=== WHAT TO PRODUCE ===
Each entry should be quoted word for word, including every mark of punctuation.

=== RECORDS TO USE ===

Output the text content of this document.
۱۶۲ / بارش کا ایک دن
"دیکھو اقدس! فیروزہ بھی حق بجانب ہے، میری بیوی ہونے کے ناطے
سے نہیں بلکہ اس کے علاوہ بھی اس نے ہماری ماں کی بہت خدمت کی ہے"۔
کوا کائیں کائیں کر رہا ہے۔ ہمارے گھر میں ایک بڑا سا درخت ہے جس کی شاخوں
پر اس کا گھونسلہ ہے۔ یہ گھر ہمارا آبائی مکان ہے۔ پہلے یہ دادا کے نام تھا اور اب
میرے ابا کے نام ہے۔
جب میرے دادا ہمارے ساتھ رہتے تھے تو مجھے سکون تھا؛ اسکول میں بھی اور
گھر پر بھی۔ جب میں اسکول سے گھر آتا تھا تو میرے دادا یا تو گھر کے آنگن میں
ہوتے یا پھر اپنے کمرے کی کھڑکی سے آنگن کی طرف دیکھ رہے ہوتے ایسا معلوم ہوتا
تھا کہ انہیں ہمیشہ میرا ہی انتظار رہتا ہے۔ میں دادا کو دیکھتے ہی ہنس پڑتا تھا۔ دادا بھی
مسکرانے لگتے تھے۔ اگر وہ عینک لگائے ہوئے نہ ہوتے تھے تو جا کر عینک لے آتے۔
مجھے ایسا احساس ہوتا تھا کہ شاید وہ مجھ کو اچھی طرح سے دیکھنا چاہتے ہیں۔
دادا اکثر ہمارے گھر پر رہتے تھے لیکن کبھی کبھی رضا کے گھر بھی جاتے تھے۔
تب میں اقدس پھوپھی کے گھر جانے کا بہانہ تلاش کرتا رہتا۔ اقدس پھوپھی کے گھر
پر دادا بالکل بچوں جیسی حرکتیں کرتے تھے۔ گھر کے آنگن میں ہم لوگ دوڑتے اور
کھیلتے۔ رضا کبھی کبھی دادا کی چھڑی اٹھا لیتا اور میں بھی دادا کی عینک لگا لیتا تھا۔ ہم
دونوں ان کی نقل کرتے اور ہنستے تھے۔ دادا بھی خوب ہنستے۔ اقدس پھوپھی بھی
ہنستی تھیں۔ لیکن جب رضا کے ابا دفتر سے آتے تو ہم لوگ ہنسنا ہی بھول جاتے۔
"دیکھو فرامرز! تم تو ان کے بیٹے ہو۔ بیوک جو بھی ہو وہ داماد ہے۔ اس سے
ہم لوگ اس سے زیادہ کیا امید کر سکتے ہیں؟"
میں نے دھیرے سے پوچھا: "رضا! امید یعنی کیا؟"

=== ANSWER TO THIS TASK ===
Output the text content of this document.
۱۶۲ / بارش کا ایک دن
"دیکھو اقدس! فیروزہ بھی حق بجانب ہے، میری بیوی ہونے کے ناطے
سے نہیں بلکہ اس کے علاوہ بھی اس نے ہماری ماں کی بہت خدمت کی ہے"۔
کوا کائیں کائیں کر رہا ہے۔ ہمارے گھر میں ایک بڑا سا درخت ہے جس کی شاخوں
پر اس کا گھونسلہ ہے۔ یہ گھر ہمارا آبائی مکان ہے۔ پہلے یہ دادا کے نام تھا اور اب
میرے ابا کے نام ہے۔
جب میرے دادا ہمارے ساتھ رہتے تھے تو مجھے سکون تھا؛ اسکول میں بھی اور
گھر پر بھی۔ جب میں اسکول سے گھر آتا تھا تو میرے دادا یا تو گھر کے آنگن میں
ہوتے یا پھر اپنے کمرے کی کھڑکی سے آنگن کی طرف دیکھ رہے ہوتے ایسا معلوم ہوتا
تھا کہ انہیں ہمیشہ میرا ہی انتظار رہتا ہے۔ میں دادا کو دیکھتے ہی ہنس پڑتا تھا۔ دادا بھی
مسکرانے لگتے تھے۔ اگر وہ عینک لگائے ہوئے نہ ہوتے تھے تو جا کر عینک لے آتے۔
مجھے ایسا احساس ہوتا تھا کہ شاید وہ مجھ کو اچھی طرح سے دیکھنا چاہتے ہیں۔
دادا اکثر ہمارے گھر پر رہتے تھے لیکن کبھی کبھی رضا کے گھر بھی جاتے تھے۔
تب میں اقدس پھوپھی کے گھر جانے کا بہانہ تلاش کرتا رہتا۔ اقدس پھوپھی کے گھر
پر دادا بالکل بچوں جیسی حرکتیں کرتے تھے۔ گھر کے آنگن میں ہم لوگ دوڑتے اور
کھیلتے۔ رضا کبھی کبھی دادا کی چھڑی اٹھا لیتا اور میں بھی دادا کی عینک لگا لیتا تھا۔ ہم
دونوں ان کی نقل کرتے اور ہنستے تھے۔ دادا بھی خوب ہنستے۔ اقدس پھوپھی بھی
ہنستی تھیں۔ لیکن جب رضا کے ابا دفتر سے آتے تو ہم لوگ ہنسنا ہی بھول جاتے۔
"دیکھو فرامرز! تم تو ان کے بیٹے ہو۔ بیوک جو بھی ہو وہ داماد ہے۔ اس سے
ہم لوگ اس سے زیادہ کیا امید کر سکتے ہیں؟"
میں نے دھیرے سے پوچھا: "رضا! امید یعنی کیا؟"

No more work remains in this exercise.